• What is expected
Give back each entry unchanged, minus pictures.

• Task inputs
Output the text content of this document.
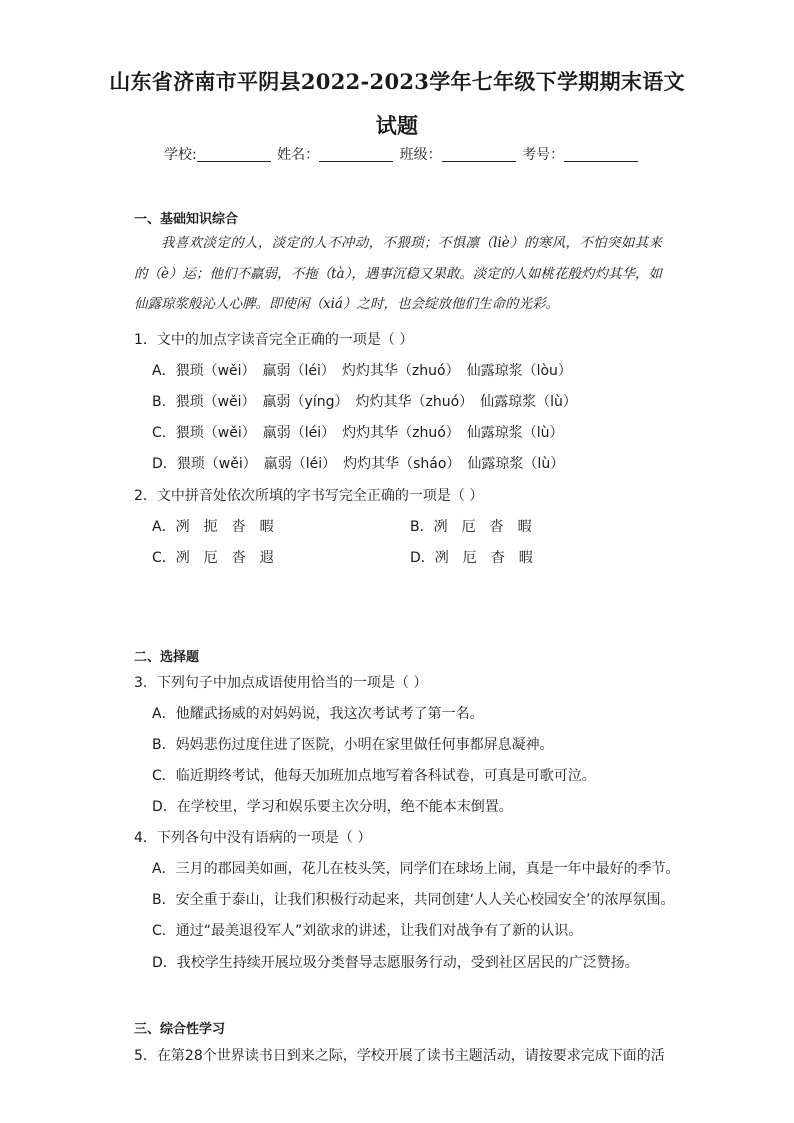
山东省济南市平阴县2022-2023学年七年级下学期期末语文
试题
学校:	姓名：	班级：	考号：
一、基础知识综合

我喜欢淡定的人，淡定的人不冲动，不猥琐；不惧凛（liè）的寒风，不怕突如其来的（è）运；他们不羸弱，不拖（tà），遇事沉稳又果敢。淡定的人如桃花般灼灼其华，如仙露琼浆般沁人心脾。即使闲（xiá）之时，也会绽放他们生命的光彩。

1．文中的加点字读音完全正确的一项是（ ）
A．猥琐（wěi）　羸弱（léi）　灼灼其华（zhuó）　仙露琼浆（lòu）
B．猥琐（wěi）　羸弱（yíng）　灼灼其华（zhuó）　仙露琼浆（lù）
C．猥琐（wěi）　羸弱（léi）　灼灼其华（zhuó）　仙露琼浆（lù）
D．猥琐（wěi）　羸弱（léi）　灼灼其华（sháo）　仙露琼浆（lù）
2．文中拼音处依次所填的字书写完全正确的一项是（ ）
A．冽　扼　沓　暇	B．冽　厄　沓　暇
C．冽　厄　沓　遐	D．冽　厄　杳　暇
二、选择题
3．下列句子中加点成语使用恰当的一项是（ ）
A．他耀武扬威的对妈妈说，我这次考试考了第一名。
B．妈妈悲伤过度住进了医院，小明在家里做任何事都屏息凝神。
C．临近期终考试，他每天加班加点地写着各科试卷，可真是可歌可泣。
D．在学校里，学习和娱乐要主次分明，绝不能本末倒置。
4．下列各句中没有语病的一项是（ ）
A．三月的郡园美如画，花儿在枝头笑，同学们在球场上闹，真是一年中最好的季节。
B．安全重于泰山，让我们积极行动起来，共同创建‘人人关心校园安全’的浓厚氛围。
C．通过“最美退役军人”刘欲求的讲述，让我们对战争有了新的认识。
D．我校学生持续开展垃圾分类督导志愿服务行动，受到社区居民的广泛赞扬。
三、综合性学习
5．在第28个世界读书日到来之际，学校开展了读书主题活动，请按要求完成下面的活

• Written reply
Output the text content of this document.
山东省济南市平阴县2022-2023学年七年级下学期期末语文
试题
学校:	姓名：	班级：	考号：
一、基础知识综合

我喜欢淡定的人，淡定的人不冲动，不猥琐；不惧凛（liè）的寒风，不怕突如其来的（è）运；他们不羸弱，不拖（tà），遇事沉稳又果敢。淡定的人如桃花般灼灼其华，如仙露琼浆般沁人心脾。即使闲（xiá）之时，也会绽放他们生命的光彩。

1．文中的加点字读音完全正确的一项是（ ）
A．猥琐（wěi）　羸弱（léi）　灼灼其华（zhuó）　仙露琼浆（lòu）
B．猥琐（wěi）　羸弱（yíng）　灼灼其华（zhuó）　仙露琼浆（lù）
C．猥琐（wěi）　羸弱（léi）　灼灼其华（zhuó）　仙露琼浆（lù）
D．猥琐（wěi）　羸弱（léi）　灼灼其华（sháo）　仙露琼浆（lù）
2．文中拼音处依次所填的字书写完全正确的一项是（ ）
A．冽　扼　沓　暇	B．冽　厄　沓　暇
C．冽　厄　沓　遐	D．冽　厄　杳　暇
二、选择题
3．下列句子中加点成语使用恰当的一项是（ ）
A．他耀武扬威的对妈妈说，我这次考试考了第一名。
B．妈妈悲伤过度住进了医院，小明在家里做任何事都屏息凝神。
C．临近期终考试，他每天加班加点地写着各科试卷，可真是可歌可泣。
D．在学校里，学习和娱乐要主次分明，绝不能本末倒置。
4．下列各句中没有语病的一项是（ ）
A．三月的郡园美如画，花儿在枝头笑，同学们在球场上闹，真是一年中最好的季节。
B．安全重于泰山，让我们积极行动起来，共同创建‘人人关心校园安全’的浓厚氛围。
C．通过“最美退役军人”刘欲求的讲述，让我们对战争有了新的认识。
D．我校学生持续开展垃圾分类督导志愿服务行动，受到社区居民的广泛赞扬。
三、综合性学习
5．在第28个世界读书日到来之际，学校开展了读书主题活动，请按要求完成下面的活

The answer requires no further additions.